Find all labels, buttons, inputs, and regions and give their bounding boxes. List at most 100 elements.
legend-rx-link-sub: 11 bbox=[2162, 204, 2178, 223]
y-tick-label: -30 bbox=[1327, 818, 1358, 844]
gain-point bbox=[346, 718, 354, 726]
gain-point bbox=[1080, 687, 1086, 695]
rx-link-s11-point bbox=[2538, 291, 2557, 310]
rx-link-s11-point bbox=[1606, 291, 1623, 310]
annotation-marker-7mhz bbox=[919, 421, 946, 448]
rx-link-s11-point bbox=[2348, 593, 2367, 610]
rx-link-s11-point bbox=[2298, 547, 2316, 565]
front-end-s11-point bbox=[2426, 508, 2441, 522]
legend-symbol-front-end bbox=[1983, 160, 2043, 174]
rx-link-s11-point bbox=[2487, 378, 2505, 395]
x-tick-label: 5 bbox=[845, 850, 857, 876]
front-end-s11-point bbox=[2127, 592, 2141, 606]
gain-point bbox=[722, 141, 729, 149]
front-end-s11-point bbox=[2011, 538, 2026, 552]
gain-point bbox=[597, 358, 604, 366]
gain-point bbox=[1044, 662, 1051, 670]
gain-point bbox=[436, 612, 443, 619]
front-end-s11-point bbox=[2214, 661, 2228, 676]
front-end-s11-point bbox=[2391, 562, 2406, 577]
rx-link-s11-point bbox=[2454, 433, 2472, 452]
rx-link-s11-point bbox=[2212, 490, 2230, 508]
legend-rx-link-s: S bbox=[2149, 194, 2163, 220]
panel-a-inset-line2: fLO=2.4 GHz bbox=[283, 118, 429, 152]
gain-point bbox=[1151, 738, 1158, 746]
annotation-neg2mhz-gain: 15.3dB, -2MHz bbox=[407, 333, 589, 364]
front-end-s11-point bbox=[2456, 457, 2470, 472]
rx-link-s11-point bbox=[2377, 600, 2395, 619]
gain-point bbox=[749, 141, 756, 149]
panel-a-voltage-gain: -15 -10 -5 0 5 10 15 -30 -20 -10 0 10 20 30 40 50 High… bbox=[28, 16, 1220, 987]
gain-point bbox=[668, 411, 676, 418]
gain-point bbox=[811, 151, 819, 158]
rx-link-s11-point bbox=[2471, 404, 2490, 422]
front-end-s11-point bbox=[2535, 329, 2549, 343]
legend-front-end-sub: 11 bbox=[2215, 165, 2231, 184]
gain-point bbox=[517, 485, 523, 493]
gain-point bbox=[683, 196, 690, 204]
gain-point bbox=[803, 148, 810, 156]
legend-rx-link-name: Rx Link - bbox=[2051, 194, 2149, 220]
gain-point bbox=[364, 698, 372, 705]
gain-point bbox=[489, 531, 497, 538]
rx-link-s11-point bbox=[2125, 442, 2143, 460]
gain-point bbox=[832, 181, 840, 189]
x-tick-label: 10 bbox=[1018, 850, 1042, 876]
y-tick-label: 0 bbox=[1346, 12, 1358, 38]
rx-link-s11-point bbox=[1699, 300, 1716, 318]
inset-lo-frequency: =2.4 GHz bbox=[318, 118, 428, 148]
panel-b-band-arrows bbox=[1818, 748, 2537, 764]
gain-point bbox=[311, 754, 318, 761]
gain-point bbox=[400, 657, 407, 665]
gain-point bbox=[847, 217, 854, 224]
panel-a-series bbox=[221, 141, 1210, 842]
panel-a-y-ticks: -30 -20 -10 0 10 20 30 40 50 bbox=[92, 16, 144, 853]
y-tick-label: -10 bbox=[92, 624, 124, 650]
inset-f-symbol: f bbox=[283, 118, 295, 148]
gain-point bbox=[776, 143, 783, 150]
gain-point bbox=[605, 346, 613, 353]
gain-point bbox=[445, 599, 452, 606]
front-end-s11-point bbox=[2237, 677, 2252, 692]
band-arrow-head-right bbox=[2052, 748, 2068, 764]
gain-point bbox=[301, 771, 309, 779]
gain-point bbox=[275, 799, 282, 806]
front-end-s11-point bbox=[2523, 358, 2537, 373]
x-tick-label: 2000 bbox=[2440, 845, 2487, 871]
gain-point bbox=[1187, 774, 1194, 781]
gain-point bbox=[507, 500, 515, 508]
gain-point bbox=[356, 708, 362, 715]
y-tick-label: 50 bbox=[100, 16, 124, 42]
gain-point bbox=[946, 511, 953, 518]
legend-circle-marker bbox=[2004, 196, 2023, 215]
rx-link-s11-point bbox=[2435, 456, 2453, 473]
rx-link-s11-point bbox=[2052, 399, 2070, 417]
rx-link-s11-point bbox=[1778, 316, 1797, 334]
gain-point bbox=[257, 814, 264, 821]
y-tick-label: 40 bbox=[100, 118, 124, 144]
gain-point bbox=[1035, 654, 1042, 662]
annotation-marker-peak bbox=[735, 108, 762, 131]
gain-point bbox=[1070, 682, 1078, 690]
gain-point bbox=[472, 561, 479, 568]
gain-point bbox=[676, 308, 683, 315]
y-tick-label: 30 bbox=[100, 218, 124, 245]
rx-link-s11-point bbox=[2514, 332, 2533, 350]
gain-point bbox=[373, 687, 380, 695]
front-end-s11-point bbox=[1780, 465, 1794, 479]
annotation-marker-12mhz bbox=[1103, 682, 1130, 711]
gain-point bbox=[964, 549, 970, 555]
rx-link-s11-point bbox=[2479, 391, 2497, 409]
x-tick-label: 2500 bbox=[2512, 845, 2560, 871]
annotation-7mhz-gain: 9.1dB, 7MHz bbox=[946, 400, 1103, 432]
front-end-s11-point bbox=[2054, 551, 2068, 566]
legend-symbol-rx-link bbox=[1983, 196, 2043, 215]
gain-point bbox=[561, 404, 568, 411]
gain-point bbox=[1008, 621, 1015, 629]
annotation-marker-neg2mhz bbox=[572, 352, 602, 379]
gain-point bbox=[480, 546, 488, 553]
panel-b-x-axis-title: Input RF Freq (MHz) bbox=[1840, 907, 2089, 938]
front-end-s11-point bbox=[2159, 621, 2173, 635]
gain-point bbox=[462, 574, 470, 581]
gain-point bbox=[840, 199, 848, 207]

Exercise brief >> Repeat every one of the rows above word for word, keeping their order.

Response for this exercise >>
Find all labels, buttons, inputs, and regions and give their bounding boxes. List at most 100 elements.
legend-rx-link-sub: 11 bbox=[2162, 204, 2178, 223]
y-tick-label: -30 bbox=[1327, 818, 1358, 844]
gain-point bbox=[346, 718, 354, 726]
gain-point bbox=[1080, 687, 1086, 695]
rx-link-s11-point bbox=[2538, 291, 2557, 310]
rx-link-s11-point bbox=[1606, 291, 1623, 310]
annotation-marker-7mhz bbox=[919, 421, 946, 448]
rx-link-s11-point bbox=[2348, 593, 2367, 610]
rx-link-s11-point bbox=[2298, 547, 2316, 565]
front-end-s11-point bbox=[2426, 508, 2441, 522]
legend-symbol-front-end bbox=[1983, 160, 2043, 174]
rx-link-s11-point bbox=[2487, 378, 2505, 395]
x-tick-label: 5 bbox=[845, 850, 857, 876]
front-end-s11-point bbox=[2127, 592, 2141, 606]
gain-point bbox=[722, 141, 729, 149]
front-end-s11-point bbox=[2011, 538, 2026, 552]
gain-point bbox=[597, 358, 604, 366]
gain-point bbox=[1044, 662, 1051, 670]
gain-point bbox=[436, 612, 443, 619]
front-end-s11-point bbox=[2214, 661, 2228, 676]
front-end-s11-point bbox=[2391, 562, 2406, 577]
rx-link-s11-point bbox=[2454, 433, 2472, 452]
rx-link-s11-point bbox=[2212, 490, 2230, 508]
legend-rx-link-s: S bbox=[2149, 194, 2163, 220]
panel-a-inset-line2: fLO=2.4 GHz bbox=[283, 118, 429, 152]
gain-point bbox=[1151, 738, 1158, 746]
annotation-neg2mhz-gain: 15.3dB, -2MHz bbox=[407, 333, 589, 364]
front-end-s11-point bbox=[2456, 457, 2470, 472]
rx-link-s11-point bbox=[2377, 600, 2395, 619]
gain-point bbox=[749, 141, 756, 149]
panel-a-voltage-gain: -15 -10 -5 0 5 10 15 -30 -20 -10 0 10 20 30 40 50 High… bbox=[28, 16, 1220, 987]
gain-point bbox=[668, 411, 676, 418]
gain-point bbox=[811, 151, 819, 158]
rx-link-s11-point bbox=[2471, 404, 2490, 422]
front-end-s11-point bbox=[2535, 329, 2549, 343]
legend-front-end-sub: 11 bbox=[2215, 165, 2231, 184]
gain-point bbox=[517, 485, 523, 493]
gain-point bbox=[683, 196, 690, 204]
gain-point bbox=[803, 148, 810, 156]
legend-rx-link-name: Rx Link - bbox=[2051, 194, 2149, 220]
gain-point bbox=[364, 698, 372, 705]
gain-point bbox=[489, 531, 497, 538]
rx-link-s11-point bbox=[2125, 442, 2143, 460]
gain-point bbox=[832, 181, 840, 189]
x-tick-label: 10 bbox=[1018, 850, 1042, 876]
y-tick-label: 0 bbox=[1346, 12, 1358, 38]
rx-link-s11-point bbox=[1699, 300, 1716, 318]
inset-lo-frequency: =2.4 GHz bbox=[318, 118, 428, 148]
panel-b-band-arrows bbox=[1818, 748, 2537, 764]
gain-point bbox=[311, 754, 318, 761]
gain-point bbox=[400, 657, 407, 665]
gain-point bbox=[847, 217, 854, 224]
panel-a-series bbox=[221, 141, 1210, 842]
panel-a-y-ticks: -30 -20 -10 0 10 20 30 40 50 bbox=[92, 16, 144, 853]
y-tick-label: -10 bbox=[92, 624, 124, 650]
inset-f-symbol: f bbox=[283, 118, 295, 148]
gain-point bbox=[776, 143, 783, 150]
gain-point bbox=[605, 346, 613, 353]
gain-point bbox=[445, 599, 452, 606]
front-end-s11-point bbox=[2237, 677, 2252, 692]
band-arrow-head-right bbox=[2052, 748, 2068, 764]
gain-point bbox=[301, 771, 309, 779]
gain-point bbox=[275, 799, 282, 806]
front-end-s11-point bbox=[2523, 358, 2537, 373]
x-tick-label: 2000 bbox=[2440, 845, 2487, 871]
gain-point bbox=[1187, 774, 1194, 781]
gain-point bbox=[507, 500, 515, 508]
gain-point bbox=[356, 708, 362, 715]
y-tick-label: 50 bbox=[100, 16, 124, 42]
gain-point bbox=[946, 511, 953, 518]
legend-circle-marker bbox=[2004, 196, 2023, 215]
rx-link-s11-point bbox=[2435, 456, 2453, 473]
rx-link-s11-point bbox=[2052, 399, 2070, 417]
rx-link-s11-point bbox=[1778, 316, 1797, 334]
gain-point bbox=[257, 814, 264, 821]
y-tick-label: 40 bbox=[100, 118, 124, 144]
gain-point bbox=[1035, 654, 1042, 662]
annotation-marker-peak bbox=[735, 108, 762, 131]
gain-point bbox=[1070, 682, 1078, 690]
gain-point bbox=[472, 561, 479, 568]
gain-point bbox=[676, 308, 683, 315]
y-tick-label: 30 bbox=[100, 218, 124, 245]
rx-link-s11-point bbox=[2514, 332, 2533, 350]
gain-point bbox=[373, 687, 380, 695]
front-end-s11-point bbox=[1780, 465, 1794, 479]
annotation-marker-12mhz bbox=[1103, 682, 1130, 711]
gain-point bbox=[964, 549, 970, 555]
rx-link-s11-point bbox=[2479, 391, 2497, 409]
x-tick-label: 2500 bbox=[2512, 845, 2560, 871]
annotation-7mhz-gain: 9.1dB, 7MHz bbox=[946, 400, 1103, 432]
front-end-s11-point bbox=[2054, 551, 2068, 566]
legend-symbol-rx-link bbox=[1983, 196, 2043, 215]
gain-point bbox=[561, 404, 568, 411]
gain-point bbox=[1008, 621, 1015, 629]
annotation-marker-neg2mhz bbox=[572, 352, 602, 379]
gain-point bbox=[480, 546, 488, 553]
panel-b-x-axis-title: Input RF Freq (MHz) bbox=[1840, 907, 2089, 938]
front-end-s11-point bbox=[2159, 621, 2173, 635]
gain-point bbox=[462, 574, 470, 581]
gain-point bbox=[840, 199, 848, 207]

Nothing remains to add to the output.